## What to produce:
Take from the listing each line that has the string "title".

Records from a collection:
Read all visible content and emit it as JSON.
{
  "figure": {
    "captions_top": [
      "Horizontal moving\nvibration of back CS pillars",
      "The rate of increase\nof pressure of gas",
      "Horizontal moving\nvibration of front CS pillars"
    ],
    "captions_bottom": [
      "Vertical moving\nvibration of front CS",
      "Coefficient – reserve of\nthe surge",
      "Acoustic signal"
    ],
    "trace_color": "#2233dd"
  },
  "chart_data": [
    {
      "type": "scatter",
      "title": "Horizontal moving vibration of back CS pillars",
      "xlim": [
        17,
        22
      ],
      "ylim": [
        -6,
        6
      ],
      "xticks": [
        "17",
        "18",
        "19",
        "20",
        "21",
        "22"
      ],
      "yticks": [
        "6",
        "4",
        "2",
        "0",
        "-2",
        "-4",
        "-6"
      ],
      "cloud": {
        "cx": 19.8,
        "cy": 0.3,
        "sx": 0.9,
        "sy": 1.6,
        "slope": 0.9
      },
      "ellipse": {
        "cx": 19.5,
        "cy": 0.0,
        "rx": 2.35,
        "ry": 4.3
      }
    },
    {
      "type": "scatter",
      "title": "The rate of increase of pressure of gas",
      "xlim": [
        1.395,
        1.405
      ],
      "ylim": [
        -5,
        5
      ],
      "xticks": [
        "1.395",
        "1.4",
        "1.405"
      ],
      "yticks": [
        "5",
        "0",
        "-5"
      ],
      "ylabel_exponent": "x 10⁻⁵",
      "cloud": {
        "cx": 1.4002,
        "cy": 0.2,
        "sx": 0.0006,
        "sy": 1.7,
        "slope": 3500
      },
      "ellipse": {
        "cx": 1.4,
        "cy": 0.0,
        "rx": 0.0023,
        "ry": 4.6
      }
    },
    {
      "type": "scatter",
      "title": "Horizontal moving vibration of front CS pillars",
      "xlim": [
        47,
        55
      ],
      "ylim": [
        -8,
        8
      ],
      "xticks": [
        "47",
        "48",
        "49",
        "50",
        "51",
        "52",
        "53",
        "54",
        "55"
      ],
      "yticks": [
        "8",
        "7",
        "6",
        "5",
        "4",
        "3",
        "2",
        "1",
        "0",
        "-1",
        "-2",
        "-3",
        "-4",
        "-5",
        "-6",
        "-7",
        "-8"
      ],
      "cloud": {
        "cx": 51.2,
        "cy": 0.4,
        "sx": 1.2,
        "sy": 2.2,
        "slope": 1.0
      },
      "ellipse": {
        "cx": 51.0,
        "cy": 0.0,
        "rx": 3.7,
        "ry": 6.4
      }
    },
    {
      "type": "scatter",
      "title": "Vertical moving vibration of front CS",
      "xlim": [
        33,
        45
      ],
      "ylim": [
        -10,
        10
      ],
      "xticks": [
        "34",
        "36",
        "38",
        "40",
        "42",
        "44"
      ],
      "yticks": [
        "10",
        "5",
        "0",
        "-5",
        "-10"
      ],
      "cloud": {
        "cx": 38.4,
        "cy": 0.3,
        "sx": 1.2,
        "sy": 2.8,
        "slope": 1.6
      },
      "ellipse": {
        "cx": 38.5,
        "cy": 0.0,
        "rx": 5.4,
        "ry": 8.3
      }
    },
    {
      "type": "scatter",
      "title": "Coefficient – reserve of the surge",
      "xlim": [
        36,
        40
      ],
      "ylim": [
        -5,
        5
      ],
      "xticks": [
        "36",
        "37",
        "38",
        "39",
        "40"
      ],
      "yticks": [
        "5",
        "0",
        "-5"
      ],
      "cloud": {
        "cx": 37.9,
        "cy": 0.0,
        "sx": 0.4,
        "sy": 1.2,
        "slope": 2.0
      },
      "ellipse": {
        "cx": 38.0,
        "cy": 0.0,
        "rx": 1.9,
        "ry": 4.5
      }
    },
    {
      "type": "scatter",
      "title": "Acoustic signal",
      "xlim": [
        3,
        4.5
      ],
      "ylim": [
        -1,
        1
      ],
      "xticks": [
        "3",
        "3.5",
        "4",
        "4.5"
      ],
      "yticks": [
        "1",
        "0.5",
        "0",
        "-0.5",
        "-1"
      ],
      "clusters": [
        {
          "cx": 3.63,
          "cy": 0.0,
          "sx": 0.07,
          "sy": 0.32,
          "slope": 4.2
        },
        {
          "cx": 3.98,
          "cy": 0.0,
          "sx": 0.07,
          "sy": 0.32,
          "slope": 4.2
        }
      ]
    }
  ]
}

## Answer to the problem:
      "title": "Horizontal moving vibration of back CS pillars",
      "title": "The rate of increase of pressure of gas",
      "title": "Horizontal moving vibration of front CS pillars",
      "title": "Vertical moving vibration of front CS",
      "title": "Coefficient – reserve of the surge",
      "title": "Acoustic signal",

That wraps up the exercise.